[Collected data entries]
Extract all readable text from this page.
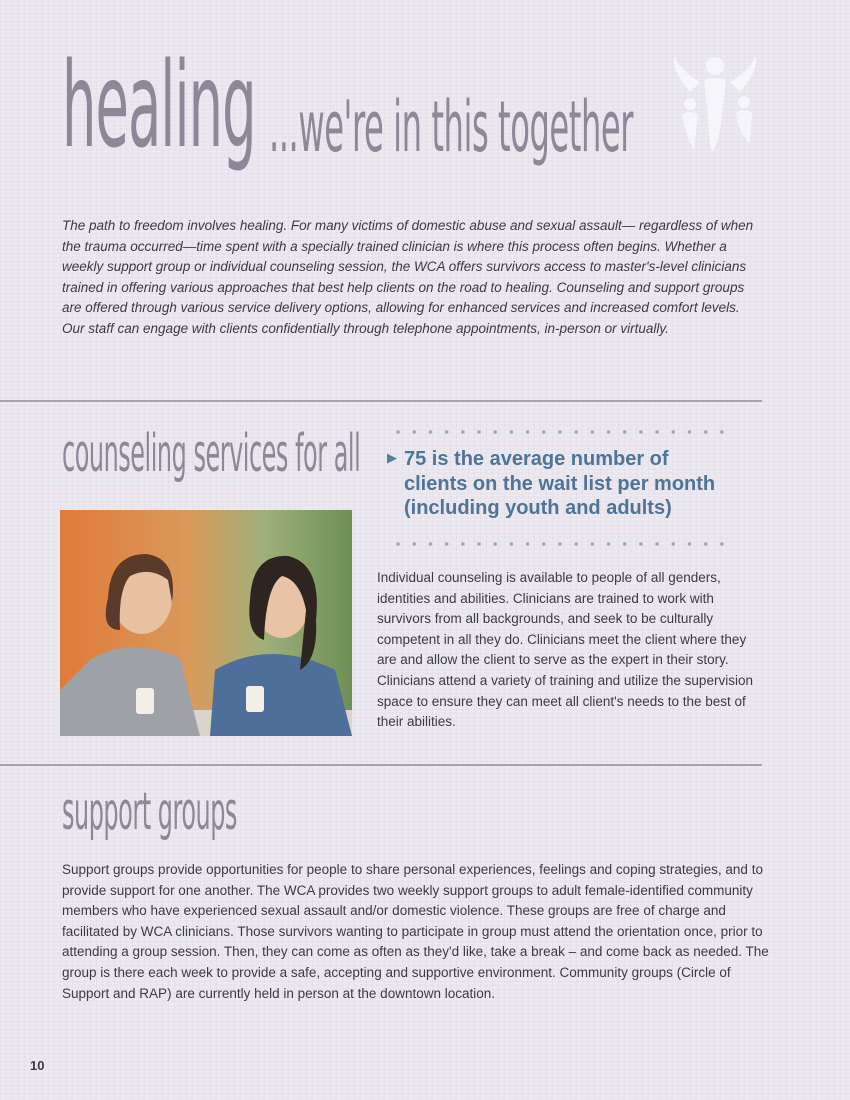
healing ...we're in this together

The path to freedom involves healing. For many victims of domestic abuse and sexual assault— regardless of when the trauma occurred—time spent with a specially trained clinician is where this process often begins. Whether a weekly support group or individual counseling session, the WCA offers survivors access to master's-level clinicians trained in offering various approaches that best help clients on the road to healing. Counseling and support groups are offered through various service delivery options, allowing for enhanced services and increased comfort levels. Our staff can engage with clients confidentially through telephone appointments, in-person or virtually.

counseling services for all ▶ 75 is the average number of clients on the wait list per month (including youth and adults)

Individual counseling is available to people of all genders, identities and abilities. Clinicians are trained to work with survivors from all backgrounds, and seek to be culturally competent in all they do. Clinicians meet the client where they are and allow the client to serve as the expert in their story. Clinicians attend a variety of training and utilize the supervision space to ensure they can meet all client's needs to the best of their abilities.

support groups

Support groups provide opportunities for people to share personal experiences, feelings and coping strategies, and to provide support for one another. The WCA provides two weekly support groups to adult female-identified community members who have experienced sexual assault and/or domestic violence. These groups are free of charge and facilitated by WCA clinicians. Those survivors wanting to participate in group must attend the orientation once, prior to attending a group session. Then, they can come as often as they'd like, take a break – and come back as needed. The group is there each week to provide a safe, accepting and supportive environment. Community groups (Circle of Support and RAP) are currently held in person at the downtown location.

10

▶ [TASK TO CARRY OUT] Leave the pictures out and output the rest of the listing exactly.

▶ [ANSWER IN FULL]
Extract all readable text from this page.
healing ...we're in this together

The path to freedom involves healing. For many victims of domestic abuse and sexual assault— regardless of when the trauma occurred—time spent with a specially trained clinician is where this process often begins. Whether a weekly support group or individual counseling session, the WCA offers survivors access to master's-level clinicians trained in offering various approaches that best help clients on the road to healing. Counseling and support groups are offered through various service delivery options, allowing for enhanced services and increased comfort levels. Our staff can engage with clients confidentially through telephone appointments, in-person or virtually.

counseling services for all ▶ 75 is the average number of clients on the wait list per month (including youth and adults)

Individual counseling is available to people of all genders, identities and abilities. Clinicians are trained to work with survivors from all backgrounds, and seek to be culturally competent in all they do. Clinicians meet the client where they are and allow the client to serve as the expert in their story. Clinicians attend a variety of training and utilize the supervision space to ensure they can meet all client's needs to the best of their abilities.

support groups

Support groups provide opportunities for people to share personal experiences, feelings and coping strategies, and to provide support for one another. The WCA provides two weekly support groups to adult female-identified community members who have experienced sexual assault and/or domestic violence. These groups are free of charge and facilitated by WCA clinicians. Those survivors wanting to participate in group must attend the orientation once, prior to attending a group session. Then, they can come as often as they'd like, take a break – and come back as needed. The group is there each week to provide a safe, accepting and supportive environment. Community groups (Circle of Support and RAP) are currently held in person at the downtown location.

10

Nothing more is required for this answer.